Below are some records. Say how many of their lines include the string "работното", giving only the number.

STORED ROWS:

-- start --

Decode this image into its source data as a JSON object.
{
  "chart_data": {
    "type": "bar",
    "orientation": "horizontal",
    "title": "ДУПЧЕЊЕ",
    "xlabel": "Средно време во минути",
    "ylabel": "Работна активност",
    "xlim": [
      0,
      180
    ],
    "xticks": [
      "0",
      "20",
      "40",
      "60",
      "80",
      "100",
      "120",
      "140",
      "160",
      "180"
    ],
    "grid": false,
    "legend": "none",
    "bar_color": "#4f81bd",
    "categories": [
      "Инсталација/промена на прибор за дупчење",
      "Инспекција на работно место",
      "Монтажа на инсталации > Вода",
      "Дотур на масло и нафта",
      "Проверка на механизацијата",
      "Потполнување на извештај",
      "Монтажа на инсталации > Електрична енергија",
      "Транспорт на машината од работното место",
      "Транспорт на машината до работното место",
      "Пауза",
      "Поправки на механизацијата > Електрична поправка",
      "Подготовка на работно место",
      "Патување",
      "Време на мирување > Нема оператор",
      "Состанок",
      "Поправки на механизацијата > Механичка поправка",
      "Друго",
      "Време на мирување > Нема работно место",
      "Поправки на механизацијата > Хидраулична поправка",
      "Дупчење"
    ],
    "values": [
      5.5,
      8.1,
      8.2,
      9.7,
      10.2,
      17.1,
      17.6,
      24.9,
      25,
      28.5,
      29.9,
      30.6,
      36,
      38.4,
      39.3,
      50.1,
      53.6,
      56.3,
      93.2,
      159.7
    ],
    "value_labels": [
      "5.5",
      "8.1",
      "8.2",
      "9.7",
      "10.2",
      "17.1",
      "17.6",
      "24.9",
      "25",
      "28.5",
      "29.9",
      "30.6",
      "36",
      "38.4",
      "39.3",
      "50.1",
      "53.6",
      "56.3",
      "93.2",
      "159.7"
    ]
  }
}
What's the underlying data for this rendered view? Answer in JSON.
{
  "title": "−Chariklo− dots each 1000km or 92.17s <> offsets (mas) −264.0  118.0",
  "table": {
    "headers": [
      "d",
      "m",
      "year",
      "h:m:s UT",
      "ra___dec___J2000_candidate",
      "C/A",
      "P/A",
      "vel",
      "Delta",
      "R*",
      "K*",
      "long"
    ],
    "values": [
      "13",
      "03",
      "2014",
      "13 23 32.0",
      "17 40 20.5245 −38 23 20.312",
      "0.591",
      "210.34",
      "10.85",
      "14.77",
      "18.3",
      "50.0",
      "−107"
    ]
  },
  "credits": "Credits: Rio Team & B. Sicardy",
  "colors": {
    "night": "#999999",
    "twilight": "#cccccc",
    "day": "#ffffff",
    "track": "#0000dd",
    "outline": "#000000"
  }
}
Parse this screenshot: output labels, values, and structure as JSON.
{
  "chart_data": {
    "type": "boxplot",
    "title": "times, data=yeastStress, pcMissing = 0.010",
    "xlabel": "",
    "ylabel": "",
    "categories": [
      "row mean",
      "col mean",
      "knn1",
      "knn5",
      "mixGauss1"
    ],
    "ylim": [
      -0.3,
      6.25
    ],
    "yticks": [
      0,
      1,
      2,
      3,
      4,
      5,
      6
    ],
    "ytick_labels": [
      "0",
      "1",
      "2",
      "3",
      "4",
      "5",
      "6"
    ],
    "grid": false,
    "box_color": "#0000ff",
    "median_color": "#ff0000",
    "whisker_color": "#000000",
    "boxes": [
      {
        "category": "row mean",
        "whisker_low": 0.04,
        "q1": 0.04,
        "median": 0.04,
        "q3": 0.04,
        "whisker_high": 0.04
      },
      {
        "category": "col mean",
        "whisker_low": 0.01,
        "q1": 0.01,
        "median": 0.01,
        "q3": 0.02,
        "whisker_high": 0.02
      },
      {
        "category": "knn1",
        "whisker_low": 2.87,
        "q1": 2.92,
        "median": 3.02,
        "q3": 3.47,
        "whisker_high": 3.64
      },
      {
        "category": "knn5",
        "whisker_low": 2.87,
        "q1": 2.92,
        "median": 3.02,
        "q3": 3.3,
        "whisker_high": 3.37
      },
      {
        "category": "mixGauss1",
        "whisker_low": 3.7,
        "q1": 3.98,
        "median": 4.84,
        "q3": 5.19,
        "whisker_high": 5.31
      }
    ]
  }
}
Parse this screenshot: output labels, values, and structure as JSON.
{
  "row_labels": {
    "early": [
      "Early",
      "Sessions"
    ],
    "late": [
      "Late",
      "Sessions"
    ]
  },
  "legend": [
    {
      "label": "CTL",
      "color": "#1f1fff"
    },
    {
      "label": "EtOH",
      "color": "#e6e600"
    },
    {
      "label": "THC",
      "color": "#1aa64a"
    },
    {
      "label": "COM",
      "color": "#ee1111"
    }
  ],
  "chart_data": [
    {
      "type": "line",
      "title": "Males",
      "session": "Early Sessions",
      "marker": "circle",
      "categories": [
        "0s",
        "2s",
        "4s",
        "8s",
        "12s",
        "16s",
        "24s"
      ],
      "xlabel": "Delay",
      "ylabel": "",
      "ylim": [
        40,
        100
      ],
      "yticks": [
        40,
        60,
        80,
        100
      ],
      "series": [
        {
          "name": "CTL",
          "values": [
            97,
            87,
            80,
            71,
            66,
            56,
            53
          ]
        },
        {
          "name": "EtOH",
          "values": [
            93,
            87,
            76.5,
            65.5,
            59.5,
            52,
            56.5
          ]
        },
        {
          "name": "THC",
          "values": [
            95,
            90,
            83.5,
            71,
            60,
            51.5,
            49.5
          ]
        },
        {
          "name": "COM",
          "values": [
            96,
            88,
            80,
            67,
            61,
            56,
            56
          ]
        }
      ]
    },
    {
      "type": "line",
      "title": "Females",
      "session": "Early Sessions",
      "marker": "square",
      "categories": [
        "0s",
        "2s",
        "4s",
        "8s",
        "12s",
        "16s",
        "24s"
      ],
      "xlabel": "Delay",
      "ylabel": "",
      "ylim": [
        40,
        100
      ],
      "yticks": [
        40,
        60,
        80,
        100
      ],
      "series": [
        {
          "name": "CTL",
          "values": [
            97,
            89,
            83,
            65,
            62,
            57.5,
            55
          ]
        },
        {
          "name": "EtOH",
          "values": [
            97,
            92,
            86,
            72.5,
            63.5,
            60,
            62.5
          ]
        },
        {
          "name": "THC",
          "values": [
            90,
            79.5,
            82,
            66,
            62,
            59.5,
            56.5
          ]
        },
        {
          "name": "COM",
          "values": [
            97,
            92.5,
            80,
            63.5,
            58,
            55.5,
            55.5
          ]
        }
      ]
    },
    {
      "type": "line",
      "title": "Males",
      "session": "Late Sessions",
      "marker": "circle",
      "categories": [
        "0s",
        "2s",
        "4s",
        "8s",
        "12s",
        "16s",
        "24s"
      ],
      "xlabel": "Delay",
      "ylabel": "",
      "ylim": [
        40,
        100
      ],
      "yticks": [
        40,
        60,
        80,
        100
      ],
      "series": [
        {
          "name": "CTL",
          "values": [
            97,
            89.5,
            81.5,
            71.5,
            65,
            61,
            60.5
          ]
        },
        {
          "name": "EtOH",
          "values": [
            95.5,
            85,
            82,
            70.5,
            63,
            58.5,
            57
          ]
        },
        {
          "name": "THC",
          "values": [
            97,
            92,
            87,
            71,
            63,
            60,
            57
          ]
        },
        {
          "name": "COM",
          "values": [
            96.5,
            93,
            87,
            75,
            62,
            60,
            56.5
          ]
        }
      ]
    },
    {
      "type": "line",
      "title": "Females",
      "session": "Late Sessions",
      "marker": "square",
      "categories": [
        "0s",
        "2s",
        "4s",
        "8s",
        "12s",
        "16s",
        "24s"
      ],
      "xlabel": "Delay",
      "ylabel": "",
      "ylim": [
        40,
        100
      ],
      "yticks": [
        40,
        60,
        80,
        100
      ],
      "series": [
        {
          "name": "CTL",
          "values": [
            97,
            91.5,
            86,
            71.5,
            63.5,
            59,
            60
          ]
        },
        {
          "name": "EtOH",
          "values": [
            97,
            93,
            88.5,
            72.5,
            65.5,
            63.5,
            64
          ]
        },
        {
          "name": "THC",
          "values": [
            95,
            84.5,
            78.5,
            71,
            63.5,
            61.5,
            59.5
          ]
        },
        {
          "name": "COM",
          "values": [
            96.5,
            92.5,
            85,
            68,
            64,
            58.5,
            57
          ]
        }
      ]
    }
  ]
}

-- end --

TASK RESPONSE:
2